**** Selected passage ****
Wednesday, October 13, 2010

Which way will Huppert Go?

For a time last year, the Conservatives in Cambridge were suffering one of their periodic bouts of collective lunacy, and found themselves without a parliamentary candidate. As a result, I was asked to step in to represent City Conservatives at a debate organised by the National Union of Students on the subject of student finance. I had the good fortune to be well briefed by Nick Hillman, who was working at the time for the Conservative shadow minister responsible for universities, David Willetts, and who went on to become the Conservative parliamentary candidate in Cambridge at the general election.

At the time, the Conservative policy was to wait for the outcome of the Browne report, ruling nothing in or out. Who knows if the party had already resigned themselves to increasing tuition fees - what was clear at the time to anyone listening is that the Conservatives weren't ruling out this eventuality. I argued strongly to Nick Hillman at the time that electorally this was unhelpful - suicidal perhaps a better word in a seat like Cambridge with maybe 10,000 or more student voters on the electoral role. It was however honest - the Conservatives knew they might be in power, and knew that whilst in power, they might reach the conclusion that supporting increases in tuition fees was the right thing to do.
****
> _Instruction A_: In the blog post on tuition fees, who gave the writer a briefing before the student finance debate?
**** Supplied information ****
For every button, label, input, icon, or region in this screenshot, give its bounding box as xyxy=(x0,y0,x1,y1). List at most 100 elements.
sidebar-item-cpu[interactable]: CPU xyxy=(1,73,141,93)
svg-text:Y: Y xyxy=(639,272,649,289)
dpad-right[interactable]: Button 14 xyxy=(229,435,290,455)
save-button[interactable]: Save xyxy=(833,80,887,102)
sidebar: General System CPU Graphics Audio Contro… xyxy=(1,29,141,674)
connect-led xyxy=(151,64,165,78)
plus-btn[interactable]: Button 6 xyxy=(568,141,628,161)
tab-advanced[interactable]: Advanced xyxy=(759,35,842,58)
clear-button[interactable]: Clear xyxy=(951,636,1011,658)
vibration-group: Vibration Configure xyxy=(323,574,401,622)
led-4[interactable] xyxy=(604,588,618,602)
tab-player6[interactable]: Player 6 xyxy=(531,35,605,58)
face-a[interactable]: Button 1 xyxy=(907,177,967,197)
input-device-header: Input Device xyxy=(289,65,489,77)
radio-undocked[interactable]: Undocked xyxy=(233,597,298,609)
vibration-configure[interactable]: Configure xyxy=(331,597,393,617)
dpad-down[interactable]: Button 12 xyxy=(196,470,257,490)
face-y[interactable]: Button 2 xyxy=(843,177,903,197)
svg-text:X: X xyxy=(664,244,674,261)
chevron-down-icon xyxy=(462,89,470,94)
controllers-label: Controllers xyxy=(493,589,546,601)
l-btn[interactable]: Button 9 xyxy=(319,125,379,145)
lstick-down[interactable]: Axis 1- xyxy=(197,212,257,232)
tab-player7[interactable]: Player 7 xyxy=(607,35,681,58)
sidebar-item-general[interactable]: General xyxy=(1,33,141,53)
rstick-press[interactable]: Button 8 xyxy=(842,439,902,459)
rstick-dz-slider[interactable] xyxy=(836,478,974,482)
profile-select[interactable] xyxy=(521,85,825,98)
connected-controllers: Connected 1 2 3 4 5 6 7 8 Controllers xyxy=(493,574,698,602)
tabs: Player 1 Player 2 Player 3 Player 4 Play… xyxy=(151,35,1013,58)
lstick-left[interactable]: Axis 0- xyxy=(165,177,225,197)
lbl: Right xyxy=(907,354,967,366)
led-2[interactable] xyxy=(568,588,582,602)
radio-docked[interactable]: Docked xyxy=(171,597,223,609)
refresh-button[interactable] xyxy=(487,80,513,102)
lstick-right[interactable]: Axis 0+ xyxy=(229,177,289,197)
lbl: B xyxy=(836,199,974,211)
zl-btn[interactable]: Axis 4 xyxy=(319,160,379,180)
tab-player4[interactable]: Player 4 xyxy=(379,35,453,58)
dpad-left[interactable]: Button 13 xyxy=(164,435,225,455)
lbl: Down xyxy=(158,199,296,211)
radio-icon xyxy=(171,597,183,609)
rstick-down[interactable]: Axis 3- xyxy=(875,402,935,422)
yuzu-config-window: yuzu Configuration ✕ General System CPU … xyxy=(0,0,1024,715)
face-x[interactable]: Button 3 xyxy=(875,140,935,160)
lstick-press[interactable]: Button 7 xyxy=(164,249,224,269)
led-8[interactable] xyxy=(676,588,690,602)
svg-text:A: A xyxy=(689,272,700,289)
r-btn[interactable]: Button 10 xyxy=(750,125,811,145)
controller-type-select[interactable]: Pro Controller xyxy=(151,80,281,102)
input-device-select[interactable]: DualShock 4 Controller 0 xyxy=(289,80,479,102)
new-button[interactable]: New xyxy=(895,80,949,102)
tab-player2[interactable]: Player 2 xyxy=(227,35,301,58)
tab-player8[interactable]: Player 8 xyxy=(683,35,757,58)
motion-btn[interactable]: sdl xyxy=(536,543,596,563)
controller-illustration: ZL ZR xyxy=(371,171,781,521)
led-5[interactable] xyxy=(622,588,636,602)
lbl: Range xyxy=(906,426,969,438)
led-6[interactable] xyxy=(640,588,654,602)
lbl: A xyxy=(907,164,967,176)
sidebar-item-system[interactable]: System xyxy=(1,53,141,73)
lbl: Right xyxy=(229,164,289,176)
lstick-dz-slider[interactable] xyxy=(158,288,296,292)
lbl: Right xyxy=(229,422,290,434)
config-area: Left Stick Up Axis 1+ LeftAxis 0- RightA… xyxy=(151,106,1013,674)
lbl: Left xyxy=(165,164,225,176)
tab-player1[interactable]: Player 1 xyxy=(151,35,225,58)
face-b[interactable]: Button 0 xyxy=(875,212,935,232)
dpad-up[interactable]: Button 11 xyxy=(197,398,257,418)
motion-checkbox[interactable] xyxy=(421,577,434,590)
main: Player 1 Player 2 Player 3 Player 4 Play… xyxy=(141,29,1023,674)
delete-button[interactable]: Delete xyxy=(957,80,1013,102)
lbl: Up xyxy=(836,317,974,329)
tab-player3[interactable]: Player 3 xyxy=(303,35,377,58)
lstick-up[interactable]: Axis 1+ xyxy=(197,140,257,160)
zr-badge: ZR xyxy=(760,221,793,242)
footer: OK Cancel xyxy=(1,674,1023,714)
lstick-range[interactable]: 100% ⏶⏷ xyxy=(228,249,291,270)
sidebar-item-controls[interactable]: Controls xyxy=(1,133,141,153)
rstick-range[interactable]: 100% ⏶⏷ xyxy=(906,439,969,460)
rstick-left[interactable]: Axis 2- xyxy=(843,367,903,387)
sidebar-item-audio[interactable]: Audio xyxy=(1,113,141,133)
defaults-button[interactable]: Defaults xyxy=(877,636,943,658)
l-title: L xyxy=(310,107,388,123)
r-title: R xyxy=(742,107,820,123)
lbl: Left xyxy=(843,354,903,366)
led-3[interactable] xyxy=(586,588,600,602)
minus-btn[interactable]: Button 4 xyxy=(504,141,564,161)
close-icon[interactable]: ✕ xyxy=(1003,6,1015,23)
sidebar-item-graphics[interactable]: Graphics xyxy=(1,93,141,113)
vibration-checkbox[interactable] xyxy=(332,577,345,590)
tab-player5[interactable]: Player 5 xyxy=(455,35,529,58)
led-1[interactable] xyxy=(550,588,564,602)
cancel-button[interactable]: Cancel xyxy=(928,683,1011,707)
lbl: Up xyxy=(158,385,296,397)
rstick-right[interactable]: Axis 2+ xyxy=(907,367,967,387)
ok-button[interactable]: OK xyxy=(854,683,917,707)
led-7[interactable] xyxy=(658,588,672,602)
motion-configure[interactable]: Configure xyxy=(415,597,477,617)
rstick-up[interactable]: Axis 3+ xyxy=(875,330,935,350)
****
> _Instruction B_: Copy the rows word for word, from the first row up to and including the line containing "connected-controllers: Connected 1".

> _Complete response A_: Nick Hillman

> _Complete response B_:
For every button, label, input, icon, or region in this screenshot, give its bounding box as xyxy=(x0,y0,x1,y1). List at most 100 elements.
sidebar-item-cpu[interactable]: CPU xyxy=(1,73,141,93)
svg-text:Y: Y xyxy=(639,272,649,289)
dpad-right[interactable]: Button 14 xyxy=(229,435,290,455)
save-button[interactable]: Save xyxy=(833,80,887,102)
sidebar: General System CPU Graphics Audio Contro… xyxy=(1,29,141,674)
connect-led xyxy=(151,64,165,78)
plus-btn[interactable]: Button 6 xyxy=(568,141,628,161)
tab-advanced[interactable]: Advanced xyxy=(759,35,842,58)
clear-button[interactable]: Clear xyxy=(951,636,1011,658)
vibration-group: Vibration Configure xyxy=(323,574,401,622)
led-4[interactable] xyxy=(604,588,618,602)
tab-player6[interactable]: Player 6 xyxy=(531,35,605,58)
face-a[interactable]: Button 1 xyxy=(907,177,967,197)
input-device-header: Input Device xyxy=(289,65,489,77)
radio-undocked[interactable]: Undocked xyxy=(233,597,298,609)
vibration-configure[interactable]: Configure xyxy=(331,597,393,617)
dpad-down[interactable]: Button 12 xyxy=(196,470,257,490)
face-y[interactable]: Button 2 xyxy=(843,177,903,197)
svg-text:X: X xyxy=(664,244,674,261)
chevron-down-icon xyxy=(462,89,470,94)
controllers-label: Controllers xyxy=(493,589,546,601)
l-btn[interactable]: Button 9 xyxy=(319,125,379,145)
lstick-down[interactable]: Axis 1- xyxy=(197,212,257,232)
tab-player7[interactable]: Player 7 xyxy=(607,35,681,58)
sidebar-item-general[interactable]: General xyxy=(1,33,141,53)
rstick-press[interactable]: Button 8 xyxy=(842,439,902,459)
rstick-dz-slider[interactable] xyxy=(836,478,974,482)
profile-select[interactable] xyxy=(521,85,825,98)
connected-controllers: Connected 1 2 3 4 5 6 7 8 Controllers xyxy=(493,574,698,602)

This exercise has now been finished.